EXERCISE INPUT:
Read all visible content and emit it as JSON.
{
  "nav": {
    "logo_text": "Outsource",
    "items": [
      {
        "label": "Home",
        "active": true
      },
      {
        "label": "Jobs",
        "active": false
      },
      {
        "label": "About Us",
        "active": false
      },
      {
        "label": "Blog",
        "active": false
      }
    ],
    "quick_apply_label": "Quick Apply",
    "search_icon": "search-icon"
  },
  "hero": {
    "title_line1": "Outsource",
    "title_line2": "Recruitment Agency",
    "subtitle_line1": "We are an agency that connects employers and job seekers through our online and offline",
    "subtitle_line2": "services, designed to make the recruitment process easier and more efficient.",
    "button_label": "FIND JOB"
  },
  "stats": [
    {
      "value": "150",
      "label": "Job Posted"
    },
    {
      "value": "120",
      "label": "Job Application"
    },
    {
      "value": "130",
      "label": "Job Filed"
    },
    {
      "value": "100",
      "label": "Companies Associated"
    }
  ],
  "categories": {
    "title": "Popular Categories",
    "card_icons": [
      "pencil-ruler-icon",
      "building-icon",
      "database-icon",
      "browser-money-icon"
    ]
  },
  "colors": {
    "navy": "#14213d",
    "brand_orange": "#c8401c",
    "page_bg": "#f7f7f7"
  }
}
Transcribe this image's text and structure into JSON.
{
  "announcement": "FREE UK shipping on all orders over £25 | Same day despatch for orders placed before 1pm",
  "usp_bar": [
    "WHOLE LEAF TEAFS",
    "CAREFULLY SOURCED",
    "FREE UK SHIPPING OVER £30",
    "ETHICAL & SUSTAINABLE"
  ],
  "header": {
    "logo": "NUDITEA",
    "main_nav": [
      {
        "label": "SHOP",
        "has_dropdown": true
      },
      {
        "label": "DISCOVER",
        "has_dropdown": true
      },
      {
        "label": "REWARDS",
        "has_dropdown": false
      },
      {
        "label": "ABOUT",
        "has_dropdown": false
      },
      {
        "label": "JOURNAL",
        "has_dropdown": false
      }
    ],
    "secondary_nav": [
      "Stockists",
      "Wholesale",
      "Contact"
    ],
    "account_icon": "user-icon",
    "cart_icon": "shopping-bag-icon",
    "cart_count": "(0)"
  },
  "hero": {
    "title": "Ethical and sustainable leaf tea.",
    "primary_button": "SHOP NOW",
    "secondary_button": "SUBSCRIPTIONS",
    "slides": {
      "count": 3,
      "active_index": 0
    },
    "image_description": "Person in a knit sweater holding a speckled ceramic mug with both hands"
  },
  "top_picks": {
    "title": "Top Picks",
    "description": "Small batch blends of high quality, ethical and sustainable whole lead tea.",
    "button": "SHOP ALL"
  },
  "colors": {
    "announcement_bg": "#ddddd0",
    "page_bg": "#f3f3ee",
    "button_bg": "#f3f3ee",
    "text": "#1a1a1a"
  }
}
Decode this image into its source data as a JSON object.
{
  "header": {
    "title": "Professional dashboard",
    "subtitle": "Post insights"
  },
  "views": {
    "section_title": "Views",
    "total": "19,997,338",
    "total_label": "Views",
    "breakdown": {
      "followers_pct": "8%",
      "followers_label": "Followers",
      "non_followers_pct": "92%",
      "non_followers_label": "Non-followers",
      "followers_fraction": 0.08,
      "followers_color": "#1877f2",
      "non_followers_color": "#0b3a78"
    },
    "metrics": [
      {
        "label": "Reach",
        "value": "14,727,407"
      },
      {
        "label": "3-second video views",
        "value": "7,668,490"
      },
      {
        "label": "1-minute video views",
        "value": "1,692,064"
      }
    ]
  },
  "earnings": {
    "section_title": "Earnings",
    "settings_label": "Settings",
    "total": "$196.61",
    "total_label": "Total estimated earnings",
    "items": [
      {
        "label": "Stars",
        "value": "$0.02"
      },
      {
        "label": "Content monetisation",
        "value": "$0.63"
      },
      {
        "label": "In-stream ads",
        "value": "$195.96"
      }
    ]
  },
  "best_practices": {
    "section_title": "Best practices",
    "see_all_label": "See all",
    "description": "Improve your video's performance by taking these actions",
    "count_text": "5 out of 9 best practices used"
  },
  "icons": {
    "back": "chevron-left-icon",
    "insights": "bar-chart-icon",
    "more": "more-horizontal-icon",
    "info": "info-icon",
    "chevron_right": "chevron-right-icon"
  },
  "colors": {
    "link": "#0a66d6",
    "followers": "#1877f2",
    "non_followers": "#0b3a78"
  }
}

WHAT IS BEING ASKED: All of the material above needs to be copied exactly.

TASK RESULT:
Read all visible content and emit it as JSON.
{
  "nav": {
    "logo_text": "Outsource",
    "items": [
      {
        "label": "Home",
        "active": true
      },
      {
        "label": "Jobs",
        "active": false
      },
      {
        "label": "About Us",
        "active": false
      },
      {
        "label": "Blog",
        "active": false
      }
    ],
    "quick_apply_label": "Quick Apply",
    "search_icon": "search-icon"
  },
  "hero": {
    "title_line1": "Outsource",
    "title_line2": "Recruitment Agency",
    "subtitle_line1": "We are an agency that connects employers and job seekers through our online and offline",
    "subtitle_line2": "services, designed to make the recruitment process easier and more efficient.",
    "button_label": "FIND JOB"
  },
  "stats": [
    {
      "value": "150",
      "label": "Job Posted"
    },
    {
      "value": "120",
      "label": "Job Application"
    },
    {
      "value": "130",
      "label": "Job Filed"
    },
    {
      "value": "100",
      "label": "Companies Associated"
    }
  ],
  "categories": {
    "title": "Popular Categories",
    "card_icons": [
      "pencil-ruler-icon",
      "building-icon",
      "database-icon",
      "browser-money-icon"
    ]
  },
  "colors": {
    "navy": "#14213d",
    "brand_orange": "#c8401c",
    "page_bg": "#f7f7f7"
  }
}
Transcribe this image's text and structure into JSON.
{
  "announcement": "FREE UK shipping on all orders over £25 | Same day despatch for orders placed before 1pm",
  "usp_bar": [
    "WHOLE LEAF TEAFS",
    "CAREFULLY SOURCED",
    "FREE UK SHIPPING OVER £30",
    "ETHICAL & SUSTAINABLE"
  ],
  "header": {
    "logo": "NUDITEA",
    "main_nav": [
      {
        "label": "SHOP",
        "has_dropdown": true
      },
      {
        "label": "DISCOVER",
        "has_dropdown": true
      },
      {
        "label": "REWARDS",
        "has_dropdown": false
      },
      {
        "label": "ABOUT",
        "has_dropdown": false
      },
      {
        "label": "JOURNAL",
        "has_dropdown": false
      }
    ],
    "secondary_nav": [
      "Stockists",
      "Wholesale",
      "Contact"
    ],
    "account_icon": "user-icon",
    "cart_icon": "shopping-bag-icon",
    "cart_count": "(0)"
  },
  "hero": {
    "title": "Ethical and sustainable leaf tea.",
    "primary_button": "SHOP NOW",
    "secondary_button": "SUBSCRIPTIONS",
    "slides": {
      "count": 3,
      "active_index": 0
    },
    "image_description": "Person in a knit sweater holding a speckled ceramic mug with both hands"
  },
  "top_picks": {
    "title": "Top Picks",
    "description": "Small batch blends of high quality, ethical and sustainable whole lead tea.",
    "button": "SHOP ALL"
  },
  "colors": {
    "announcement_bg": "#ddddd0",
    "page_bg": "#f3f3ee",
    "button_bg": "#f3f3ee",
    "text": "#1a1a1a"
  }
}
Decode this image into its source data as a JSON object.
{
  "header": {
    "title": "Professional dashboard",
    "subtitle": "Post insights"
  },
  "views": {
    "section_title": "Views",
    "total": "19,997,338",
    "total_label": "Views",
    "breakdown": {
      "followers_pct": "8%",
      "followers_label": "Followers",
      "non_followers_pct": "92%",
      "non_followers_label": "Non-followers",
      "followers_fraction": 0.08,
      "followers_color": "#1877f2",
      "non_followers_color": "#0b3a78"
    },
    "metrics": [
      {
        "label": "Reach",
        "value": "14,727,407"
      },
      {
        "label": "3-second video views",
        "value": "7,668,490"
      },
      {
        "label": "1-minute video views",
        "value": "1,692,064"
      }
    ]
  },
  "earnings": {
    "section_title": "Earnings",
    "settings_label": "Settings",
    "total": "$196.61",
    "total_label": "Total estimated earnings",
    "items": [
      {
        "label": "Stars",
        "value": "$0.02"
      },
      {
        "label": "Content monetisation",
        "value": "$0.63"
      },
      {
        "label": "In-stream ads",
        "value": "$195.96"
      }
    ]
  },
  "best_practices": {
    "section_title": "Best practices",
    "see_all_label": "See all",
    "description": "Improve your video's performance by taking these actions",
    "count_text": "5 out of 9 best practices used"
  },
  "icons": {
    "back": "chevron-left-icon",
    "insights": "bar-chart-icon",
    "more": "more-horizontal-icon",
    "info": "info-icon",
    "chevron_right": "chevron-right-icon"
  },
  "colors": {
    "link": "#0a66d6",
    "followers": "#1877f2",
    "non_followers": "#0b3a78"
  }
}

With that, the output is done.